→ **OBJECTIVE**: From the data that follows, copy every line holding the string "title".
— begin —
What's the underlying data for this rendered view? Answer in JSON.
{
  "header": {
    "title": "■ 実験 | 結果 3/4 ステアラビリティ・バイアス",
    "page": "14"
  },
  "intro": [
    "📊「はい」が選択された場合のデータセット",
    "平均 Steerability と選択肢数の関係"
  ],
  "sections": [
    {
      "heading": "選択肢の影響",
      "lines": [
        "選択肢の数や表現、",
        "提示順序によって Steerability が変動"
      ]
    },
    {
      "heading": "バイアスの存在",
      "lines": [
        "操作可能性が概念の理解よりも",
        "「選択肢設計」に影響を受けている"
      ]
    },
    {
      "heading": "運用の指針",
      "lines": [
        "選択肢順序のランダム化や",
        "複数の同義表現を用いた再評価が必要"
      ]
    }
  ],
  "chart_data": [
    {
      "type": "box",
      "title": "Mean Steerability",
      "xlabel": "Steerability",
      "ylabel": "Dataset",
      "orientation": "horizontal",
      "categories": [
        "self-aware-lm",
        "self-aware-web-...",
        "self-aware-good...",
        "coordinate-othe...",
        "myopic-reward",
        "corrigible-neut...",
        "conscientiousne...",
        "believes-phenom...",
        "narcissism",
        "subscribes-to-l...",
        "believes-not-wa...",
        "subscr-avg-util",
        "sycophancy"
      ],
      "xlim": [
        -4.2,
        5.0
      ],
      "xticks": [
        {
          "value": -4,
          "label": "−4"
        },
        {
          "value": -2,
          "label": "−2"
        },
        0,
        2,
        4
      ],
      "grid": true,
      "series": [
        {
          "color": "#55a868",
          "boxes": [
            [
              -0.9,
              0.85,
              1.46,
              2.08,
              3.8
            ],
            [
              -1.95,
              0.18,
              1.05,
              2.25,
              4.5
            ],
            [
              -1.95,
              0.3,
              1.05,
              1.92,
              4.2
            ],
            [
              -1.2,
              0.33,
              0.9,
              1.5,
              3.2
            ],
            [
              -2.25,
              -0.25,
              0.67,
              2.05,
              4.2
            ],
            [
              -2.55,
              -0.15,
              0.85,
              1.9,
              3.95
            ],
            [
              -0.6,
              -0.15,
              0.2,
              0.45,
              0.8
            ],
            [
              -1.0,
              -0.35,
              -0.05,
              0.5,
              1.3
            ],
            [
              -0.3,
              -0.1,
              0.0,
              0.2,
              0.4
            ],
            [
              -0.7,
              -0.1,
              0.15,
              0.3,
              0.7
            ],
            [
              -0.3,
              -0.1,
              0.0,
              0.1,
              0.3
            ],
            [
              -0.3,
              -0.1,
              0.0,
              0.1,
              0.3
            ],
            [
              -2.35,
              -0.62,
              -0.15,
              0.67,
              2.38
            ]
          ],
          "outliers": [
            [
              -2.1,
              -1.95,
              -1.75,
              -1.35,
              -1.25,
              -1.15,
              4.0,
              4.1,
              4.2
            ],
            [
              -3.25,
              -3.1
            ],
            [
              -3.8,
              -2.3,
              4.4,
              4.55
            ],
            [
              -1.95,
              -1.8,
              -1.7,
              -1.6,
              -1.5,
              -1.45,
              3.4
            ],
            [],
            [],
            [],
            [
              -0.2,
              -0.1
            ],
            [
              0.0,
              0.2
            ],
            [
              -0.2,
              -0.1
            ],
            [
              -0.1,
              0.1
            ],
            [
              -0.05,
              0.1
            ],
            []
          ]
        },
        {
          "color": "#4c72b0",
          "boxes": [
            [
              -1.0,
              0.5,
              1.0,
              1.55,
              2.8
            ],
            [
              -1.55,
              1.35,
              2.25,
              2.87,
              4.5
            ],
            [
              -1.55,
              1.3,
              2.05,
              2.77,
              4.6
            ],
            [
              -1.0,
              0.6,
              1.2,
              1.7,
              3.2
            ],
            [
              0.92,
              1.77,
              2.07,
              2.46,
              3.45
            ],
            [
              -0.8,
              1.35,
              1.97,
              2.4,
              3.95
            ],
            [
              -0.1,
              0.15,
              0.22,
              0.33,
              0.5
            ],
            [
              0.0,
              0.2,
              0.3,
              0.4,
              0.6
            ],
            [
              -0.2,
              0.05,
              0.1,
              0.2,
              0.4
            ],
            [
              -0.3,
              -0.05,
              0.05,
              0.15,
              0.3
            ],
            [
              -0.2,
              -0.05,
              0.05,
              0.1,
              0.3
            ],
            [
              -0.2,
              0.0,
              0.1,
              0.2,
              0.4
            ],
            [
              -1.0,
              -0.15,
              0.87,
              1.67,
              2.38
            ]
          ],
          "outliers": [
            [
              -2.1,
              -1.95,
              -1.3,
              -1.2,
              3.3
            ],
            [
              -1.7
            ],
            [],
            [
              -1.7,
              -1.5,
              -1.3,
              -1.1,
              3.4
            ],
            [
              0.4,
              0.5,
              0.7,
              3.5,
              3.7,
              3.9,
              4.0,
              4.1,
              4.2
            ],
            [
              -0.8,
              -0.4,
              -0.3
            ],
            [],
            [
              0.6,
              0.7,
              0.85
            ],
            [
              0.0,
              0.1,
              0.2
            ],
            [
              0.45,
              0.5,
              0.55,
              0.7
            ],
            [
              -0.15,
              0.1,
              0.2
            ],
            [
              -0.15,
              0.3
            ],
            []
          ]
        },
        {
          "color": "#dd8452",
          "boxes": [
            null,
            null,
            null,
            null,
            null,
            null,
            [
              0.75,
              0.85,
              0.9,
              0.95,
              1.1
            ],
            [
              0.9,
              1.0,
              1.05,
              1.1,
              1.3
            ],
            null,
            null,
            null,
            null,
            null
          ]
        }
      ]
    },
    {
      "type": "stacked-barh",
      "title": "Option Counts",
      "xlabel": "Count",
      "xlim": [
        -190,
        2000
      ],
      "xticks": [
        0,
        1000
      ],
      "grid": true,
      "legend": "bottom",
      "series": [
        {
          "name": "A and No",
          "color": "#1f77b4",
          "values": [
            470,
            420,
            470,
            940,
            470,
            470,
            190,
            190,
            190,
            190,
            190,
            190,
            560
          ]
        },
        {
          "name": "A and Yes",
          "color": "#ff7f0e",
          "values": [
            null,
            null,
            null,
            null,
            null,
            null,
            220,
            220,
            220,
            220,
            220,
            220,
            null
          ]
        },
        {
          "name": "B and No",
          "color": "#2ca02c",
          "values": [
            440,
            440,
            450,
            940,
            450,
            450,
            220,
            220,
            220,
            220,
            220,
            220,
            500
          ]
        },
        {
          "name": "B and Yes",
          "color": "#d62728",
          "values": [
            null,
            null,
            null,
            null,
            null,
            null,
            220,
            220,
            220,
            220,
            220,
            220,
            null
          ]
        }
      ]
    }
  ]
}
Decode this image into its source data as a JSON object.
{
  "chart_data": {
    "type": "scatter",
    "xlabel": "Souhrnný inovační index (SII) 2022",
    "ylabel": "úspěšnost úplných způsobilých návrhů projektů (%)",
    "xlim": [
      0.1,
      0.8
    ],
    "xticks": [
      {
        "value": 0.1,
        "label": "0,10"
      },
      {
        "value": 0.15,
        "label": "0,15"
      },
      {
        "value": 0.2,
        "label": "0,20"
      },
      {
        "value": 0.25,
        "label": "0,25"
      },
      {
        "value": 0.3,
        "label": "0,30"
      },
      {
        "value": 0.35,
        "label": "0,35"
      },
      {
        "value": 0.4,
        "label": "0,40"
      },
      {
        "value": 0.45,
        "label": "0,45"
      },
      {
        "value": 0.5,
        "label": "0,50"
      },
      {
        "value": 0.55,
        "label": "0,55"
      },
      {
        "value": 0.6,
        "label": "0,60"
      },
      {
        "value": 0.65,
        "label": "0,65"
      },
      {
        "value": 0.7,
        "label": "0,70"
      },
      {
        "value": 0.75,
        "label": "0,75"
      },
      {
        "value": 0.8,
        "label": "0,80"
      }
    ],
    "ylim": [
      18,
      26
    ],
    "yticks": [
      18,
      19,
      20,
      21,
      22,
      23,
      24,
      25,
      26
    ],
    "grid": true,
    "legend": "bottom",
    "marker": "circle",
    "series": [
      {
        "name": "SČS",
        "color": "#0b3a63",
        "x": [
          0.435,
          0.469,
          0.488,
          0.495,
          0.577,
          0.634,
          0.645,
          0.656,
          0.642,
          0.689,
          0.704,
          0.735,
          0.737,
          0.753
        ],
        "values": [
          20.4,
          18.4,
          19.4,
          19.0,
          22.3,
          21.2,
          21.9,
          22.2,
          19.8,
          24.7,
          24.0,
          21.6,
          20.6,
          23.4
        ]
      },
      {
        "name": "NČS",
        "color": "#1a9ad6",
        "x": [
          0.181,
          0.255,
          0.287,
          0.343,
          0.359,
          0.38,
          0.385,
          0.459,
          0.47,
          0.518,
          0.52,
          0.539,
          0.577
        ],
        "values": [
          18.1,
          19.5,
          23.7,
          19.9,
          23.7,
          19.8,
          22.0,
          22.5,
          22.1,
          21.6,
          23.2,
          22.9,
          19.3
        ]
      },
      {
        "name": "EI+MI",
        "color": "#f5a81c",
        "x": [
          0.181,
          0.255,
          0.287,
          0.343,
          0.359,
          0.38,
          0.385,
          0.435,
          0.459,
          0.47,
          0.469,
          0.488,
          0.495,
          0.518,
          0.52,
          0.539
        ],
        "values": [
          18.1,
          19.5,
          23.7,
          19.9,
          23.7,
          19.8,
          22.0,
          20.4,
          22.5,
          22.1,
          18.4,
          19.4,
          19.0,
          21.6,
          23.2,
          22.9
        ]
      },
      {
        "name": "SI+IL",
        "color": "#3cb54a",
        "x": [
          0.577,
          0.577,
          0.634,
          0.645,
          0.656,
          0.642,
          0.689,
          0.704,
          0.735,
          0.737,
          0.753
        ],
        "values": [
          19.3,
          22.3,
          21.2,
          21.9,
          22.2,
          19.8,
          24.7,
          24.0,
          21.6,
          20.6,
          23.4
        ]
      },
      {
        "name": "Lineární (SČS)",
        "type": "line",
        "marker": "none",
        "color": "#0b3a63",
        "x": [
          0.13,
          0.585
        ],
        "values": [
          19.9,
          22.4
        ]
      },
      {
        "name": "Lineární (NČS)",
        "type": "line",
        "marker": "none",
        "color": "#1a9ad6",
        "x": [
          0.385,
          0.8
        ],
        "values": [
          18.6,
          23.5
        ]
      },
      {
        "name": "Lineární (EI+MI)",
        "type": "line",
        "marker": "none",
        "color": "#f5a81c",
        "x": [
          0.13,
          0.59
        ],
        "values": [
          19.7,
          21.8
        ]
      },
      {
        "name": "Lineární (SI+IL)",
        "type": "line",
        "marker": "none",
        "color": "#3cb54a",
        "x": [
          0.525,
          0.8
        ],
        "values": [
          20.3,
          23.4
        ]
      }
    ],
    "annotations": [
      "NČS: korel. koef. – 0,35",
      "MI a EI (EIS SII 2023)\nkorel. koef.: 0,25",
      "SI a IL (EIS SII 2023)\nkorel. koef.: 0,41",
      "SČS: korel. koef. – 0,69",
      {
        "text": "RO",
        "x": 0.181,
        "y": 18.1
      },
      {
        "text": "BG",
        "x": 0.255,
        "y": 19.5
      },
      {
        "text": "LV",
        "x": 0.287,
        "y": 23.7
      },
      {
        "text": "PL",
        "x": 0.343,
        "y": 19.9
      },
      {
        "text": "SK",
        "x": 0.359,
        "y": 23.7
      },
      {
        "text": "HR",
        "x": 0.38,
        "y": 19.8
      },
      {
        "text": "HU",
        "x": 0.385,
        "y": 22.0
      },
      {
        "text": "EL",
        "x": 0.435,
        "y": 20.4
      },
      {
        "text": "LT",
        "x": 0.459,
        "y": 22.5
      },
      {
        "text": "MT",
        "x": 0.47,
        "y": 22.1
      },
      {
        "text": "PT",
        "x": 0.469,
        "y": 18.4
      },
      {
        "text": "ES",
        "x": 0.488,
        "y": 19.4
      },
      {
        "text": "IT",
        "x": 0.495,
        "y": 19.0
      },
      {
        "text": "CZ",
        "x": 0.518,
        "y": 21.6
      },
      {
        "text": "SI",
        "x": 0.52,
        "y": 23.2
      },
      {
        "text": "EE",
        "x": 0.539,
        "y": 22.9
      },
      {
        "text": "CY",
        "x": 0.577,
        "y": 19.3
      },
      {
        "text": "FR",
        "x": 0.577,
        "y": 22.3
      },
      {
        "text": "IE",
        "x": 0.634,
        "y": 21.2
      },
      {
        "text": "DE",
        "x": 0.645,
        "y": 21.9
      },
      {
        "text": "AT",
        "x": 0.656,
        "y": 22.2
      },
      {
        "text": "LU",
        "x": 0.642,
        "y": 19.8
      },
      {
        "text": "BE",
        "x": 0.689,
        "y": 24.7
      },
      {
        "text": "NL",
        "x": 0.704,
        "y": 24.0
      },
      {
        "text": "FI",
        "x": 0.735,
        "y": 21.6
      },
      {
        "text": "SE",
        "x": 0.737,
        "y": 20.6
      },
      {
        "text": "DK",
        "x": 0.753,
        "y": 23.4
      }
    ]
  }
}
— end —
→ **THE COMPLETED TASK**:
    "title": "■ 実験 | 結果 3/4 ステアラビリティ・バイアス",
      "title": "Mean Steerability",
      "title": "Option Counts",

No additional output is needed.